YOUR OBJECTIVE: The response should hold each line from the entries below where "Department" is found.

Segment Start: RAW DATA

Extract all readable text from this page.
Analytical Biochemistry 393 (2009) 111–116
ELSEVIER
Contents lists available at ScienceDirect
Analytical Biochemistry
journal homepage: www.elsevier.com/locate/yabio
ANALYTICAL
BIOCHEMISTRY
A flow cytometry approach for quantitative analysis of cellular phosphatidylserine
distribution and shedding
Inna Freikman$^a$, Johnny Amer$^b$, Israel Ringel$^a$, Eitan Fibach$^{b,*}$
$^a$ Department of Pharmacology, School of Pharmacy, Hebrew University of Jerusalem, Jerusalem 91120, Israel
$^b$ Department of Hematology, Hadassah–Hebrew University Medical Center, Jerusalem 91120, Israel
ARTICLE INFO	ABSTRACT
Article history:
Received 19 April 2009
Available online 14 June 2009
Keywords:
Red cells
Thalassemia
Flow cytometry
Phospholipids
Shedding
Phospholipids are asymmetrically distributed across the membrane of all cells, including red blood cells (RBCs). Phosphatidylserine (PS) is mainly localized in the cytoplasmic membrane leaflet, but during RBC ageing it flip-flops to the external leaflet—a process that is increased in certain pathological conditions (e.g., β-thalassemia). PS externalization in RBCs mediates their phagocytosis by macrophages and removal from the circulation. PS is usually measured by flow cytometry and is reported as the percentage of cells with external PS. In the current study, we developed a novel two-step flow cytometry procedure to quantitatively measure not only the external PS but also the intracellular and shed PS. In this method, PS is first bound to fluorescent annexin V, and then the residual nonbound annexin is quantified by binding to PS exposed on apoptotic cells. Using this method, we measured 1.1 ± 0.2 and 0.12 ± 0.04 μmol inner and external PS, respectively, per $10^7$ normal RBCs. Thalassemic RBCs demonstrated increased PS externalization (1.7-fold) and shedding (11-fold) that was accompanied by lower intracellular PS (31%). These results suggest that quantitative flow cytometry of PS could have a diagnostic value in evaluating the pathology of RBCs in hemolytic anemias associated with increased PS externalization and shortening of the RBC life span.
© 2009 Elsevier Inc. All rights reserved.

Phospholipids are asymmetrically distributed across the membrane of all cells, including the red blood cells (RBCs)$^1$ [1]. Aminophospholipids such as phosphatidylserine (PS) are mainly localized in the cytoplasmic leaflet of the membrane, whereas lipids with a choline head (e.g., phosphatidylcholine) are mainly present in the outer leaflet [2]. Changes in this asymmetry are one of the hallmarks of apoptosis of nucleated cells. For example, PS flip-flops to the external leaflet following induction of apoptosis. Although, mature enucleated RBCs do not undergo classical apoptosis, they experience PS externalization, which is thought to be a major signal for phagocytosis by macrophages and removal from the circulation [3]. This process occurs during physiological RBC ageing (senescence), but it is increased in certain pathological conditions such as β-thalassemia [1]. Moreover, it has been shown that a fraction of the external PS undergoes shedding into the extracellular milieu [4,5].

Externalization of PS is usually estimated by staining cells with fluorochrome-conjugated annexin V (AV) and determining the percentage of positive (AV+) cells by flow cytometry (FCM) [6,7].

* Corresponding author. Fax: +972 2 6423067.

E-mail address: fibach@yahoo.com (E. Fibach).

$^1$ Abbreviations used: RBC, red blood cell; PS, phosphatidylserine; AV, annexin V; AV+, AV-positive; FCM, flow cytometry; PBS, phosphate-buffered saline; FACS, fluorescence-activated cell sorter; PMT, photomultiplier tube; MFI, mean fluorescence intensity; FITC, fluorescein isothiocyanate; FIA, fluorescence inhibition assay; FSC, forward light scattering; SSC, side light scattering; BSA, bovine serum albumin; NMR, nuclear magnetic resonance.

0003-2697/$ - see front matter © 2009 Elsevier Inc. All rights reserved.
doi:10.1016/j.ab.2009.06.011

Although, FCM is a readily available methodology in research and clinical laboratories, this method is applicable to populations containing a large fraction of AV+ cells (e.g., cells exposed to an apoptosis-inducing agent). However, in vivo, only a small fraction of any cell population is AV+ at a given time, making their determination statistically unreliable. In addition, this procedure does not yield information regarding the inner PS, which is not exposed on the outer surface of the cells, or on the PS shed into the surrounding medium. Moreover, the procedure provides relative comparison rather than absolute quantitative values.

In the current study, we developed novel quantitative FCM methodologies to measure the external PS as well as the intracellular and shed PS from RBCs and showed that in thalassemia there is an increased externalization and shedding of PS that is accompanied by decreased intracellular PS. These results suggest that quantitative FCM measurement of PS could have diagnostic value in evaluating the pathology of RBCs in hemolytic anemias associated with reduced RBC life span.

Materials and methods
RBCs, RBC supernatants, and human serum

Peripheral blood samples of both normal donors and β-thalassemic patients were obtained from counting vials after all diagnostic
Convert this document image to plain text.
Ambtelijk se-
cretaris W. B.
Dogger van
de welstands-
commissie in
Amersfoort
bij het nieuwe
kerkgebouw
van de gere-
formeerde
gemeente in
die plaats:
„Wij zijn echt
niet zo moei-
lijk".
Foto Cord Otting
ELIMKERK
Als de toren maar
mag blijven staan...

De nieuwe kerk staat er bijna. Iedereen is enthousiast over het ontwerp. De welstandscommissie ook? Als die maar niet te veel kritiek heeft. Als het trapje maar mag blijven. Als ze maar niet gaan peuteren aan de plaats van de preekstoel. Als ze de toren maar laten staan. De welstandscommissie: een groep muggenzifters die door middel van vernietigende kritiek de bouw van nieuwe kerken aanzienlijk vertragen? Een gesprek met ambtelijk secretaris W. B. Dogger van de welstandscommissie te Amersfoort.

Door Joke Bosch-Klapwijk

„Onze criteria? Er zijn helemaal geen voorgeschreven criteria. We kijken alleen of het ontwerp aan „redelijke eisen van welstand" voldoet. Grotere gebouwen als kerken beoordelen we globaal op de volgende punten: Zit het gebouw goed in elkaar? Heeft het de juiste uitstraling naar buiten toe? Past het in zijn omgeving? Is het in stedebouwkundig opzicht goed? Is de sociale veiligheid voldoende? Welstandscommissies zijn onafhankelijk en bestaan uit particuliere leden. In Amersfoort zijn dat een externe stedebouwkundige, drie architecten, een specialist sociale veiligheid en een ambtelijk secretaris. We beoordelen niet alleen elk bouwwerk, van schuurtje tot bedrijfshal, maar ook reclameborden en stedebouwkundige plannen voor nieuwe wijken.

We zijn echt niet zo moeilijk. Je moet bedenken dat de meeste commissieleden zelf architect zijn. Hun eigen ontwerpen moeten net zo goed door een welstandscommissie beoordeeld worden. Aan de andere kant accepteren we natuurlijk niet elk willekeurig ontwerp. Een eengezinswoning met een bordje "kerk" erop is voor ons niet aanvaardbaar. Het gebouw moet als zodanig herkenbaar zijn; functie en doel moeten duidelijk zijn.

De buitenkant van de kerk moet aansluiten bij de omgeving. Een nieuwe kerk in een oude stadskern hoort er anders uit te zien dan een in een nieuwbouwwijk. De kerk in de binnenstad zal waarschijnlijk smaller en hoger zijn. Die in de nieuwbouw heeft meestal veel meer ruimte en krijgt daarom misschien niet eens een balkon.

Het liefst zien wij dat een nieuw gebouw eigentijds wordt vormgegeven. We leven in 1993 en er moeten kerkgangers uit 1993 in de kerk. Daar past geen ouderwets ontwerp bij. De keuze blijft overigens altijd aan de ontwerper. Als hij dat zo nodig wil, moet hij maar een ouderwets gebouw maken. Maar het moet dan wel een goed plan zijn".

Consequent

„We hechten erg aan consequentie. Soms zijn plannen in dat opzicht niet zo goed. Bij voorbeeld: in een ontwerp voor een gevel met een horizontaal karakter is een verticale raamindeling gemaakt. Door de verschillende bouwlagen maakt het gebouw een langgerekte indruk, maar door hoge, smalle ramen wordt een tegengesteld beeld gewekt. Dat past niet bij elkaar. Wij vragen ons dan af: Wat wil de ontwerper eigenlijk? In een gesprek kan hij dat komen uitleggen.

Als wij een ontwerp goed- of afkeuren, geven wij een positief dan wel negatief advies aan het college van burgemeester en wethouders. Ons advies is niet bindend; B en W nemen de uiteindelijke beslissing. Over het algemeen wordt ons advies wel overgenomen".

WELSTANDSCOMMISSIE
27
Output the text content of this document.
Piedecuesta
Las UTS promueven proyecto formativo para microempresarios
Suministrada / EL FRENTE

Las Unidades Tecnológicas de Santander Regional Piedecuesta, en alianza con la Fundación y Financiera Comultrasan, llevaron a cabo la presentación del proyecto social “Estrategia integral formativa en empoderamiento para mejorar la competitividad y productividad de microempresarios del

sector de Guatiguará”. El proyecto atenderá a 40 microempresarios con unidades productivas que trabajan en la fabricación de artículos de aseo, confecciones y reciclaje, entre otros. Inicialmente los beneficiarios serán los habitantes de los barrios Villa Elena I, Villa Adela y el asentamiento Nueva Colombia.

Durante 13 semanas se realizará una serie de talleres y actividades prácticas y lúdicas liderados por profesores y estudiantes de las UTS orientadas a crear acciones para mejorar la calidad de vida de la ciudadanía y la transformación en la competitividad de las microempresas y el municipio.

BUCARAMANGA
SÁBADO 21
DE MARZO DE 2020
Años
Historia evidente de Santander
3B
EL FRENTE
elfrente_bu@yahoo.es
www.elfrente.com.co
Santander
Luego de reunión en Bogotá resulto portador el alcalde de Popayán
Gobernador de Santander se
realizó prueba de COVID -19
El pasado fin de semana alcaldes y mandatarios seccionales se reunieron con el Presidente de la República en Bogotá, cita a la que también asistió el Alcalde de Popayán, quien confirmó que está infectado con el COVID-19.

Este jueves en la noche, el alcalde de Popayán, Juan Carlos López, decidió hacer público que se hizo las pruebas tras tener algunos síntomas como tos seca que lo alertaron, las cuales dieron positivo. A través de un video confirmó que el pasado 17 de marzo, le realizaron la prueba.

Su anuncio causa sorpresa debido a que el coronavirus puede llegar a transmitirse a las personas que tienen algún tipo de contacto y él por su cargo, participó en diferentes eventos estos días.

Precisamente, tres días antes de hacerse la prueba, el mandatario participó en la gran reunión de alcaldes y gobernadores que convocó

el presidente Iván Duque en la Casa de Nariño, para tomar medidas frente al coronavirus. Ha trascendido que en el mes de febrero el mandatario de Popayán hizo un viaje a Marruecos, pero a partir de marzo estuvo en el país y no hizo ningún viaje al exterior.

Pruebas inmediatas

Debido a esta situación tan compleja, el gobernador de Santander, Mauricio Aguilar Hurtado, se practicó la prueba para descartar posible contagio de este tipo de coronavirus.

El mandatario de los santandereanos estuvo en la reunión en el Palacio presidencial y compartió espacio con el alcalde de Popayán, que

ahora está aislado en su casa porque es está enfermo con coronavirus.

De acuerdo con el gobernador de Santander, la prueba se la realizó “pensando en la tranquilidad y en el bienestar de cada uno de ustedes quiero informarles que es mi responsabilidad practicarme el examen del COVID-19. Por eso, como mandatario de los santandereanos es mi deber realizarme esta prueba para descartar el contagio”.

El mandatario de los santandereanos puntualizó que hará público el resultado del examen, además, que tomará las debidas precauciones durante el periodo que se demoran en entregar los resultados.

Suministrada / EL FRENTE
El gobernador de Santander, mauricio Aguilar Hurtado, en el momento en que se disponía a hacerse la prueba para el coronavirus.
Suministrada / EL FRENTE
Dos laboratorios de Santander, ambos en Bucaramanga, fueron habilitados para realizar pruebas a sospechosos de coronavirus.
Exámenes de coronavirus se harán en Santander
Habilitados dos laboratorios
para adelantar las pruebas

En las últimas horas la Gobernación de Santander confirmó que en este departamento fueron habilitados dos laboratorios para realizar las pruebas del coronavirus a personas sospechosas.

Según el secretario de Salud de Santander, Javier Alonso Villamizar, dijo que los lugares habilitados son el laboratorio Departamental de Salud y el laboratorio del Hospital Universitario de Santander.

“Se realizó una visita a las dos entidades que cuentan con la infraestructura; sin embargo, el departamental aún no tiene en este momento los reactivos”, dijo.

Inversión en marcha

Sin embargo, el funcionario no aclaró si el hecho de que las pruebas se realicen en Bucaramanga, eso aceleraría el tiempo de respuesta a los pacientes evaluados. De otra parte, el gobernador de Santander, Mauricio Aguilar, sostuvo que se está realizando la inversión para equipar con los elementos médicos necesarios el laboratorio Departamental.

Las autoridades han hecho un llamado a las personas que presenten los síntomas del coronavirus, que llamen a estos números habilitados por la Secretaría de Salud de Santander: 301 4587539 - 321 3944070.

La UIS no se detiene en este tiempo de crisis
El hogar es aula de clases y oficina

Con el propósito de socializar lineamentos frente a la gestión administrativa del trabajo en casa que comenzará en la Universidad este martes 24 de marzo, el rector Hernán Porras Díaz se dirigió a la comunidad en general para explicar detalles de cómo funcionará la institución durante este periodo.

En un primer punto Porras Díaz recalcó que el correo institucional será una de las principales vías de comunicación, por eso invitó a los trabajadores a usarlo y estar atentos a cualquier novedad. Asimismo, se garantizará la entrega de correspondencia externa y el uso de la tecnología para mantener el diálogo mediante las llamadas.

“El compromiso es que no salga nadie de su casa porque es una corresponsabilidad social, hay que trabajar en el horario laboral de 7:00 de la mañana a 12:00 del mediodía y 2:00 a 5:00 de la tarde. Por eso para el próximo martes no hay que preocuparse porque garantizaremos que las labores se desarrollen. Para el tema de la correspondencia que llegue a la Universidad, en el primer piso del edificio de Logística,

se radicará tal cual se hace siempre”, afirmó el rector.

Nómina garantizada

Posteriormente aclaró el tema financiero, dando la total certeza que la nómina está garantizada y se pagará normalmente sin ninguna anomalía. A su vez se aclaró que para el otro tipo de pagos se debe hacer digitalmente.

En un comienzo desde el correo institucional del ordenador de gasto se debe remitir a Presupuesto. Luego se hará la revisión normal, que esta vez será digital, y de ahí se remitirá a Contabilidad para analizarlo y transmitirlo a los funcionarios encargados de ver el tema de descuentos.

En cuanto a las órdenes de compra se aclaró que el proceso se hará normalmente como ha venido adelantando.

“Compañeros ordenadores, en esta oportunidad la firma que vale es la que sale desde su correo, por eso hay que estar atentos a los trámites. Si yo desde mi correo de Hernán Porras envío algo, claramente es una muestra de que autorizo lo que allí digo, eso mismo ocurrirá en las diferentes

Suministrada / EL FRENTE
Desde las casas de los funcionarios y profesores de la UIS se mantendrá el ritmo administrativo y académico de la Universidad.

Segment End: RAW DATA

THE COMPLETED TASK:
$^a$ Department of Pharmacology, School of Pharmacy, Hebrew University of Jerusalem, Jerusalem 91120, Israel
$^b$ Department of Hematology, Hadassah–Hebrew University Medical Center, Jerusalem 91120, Israel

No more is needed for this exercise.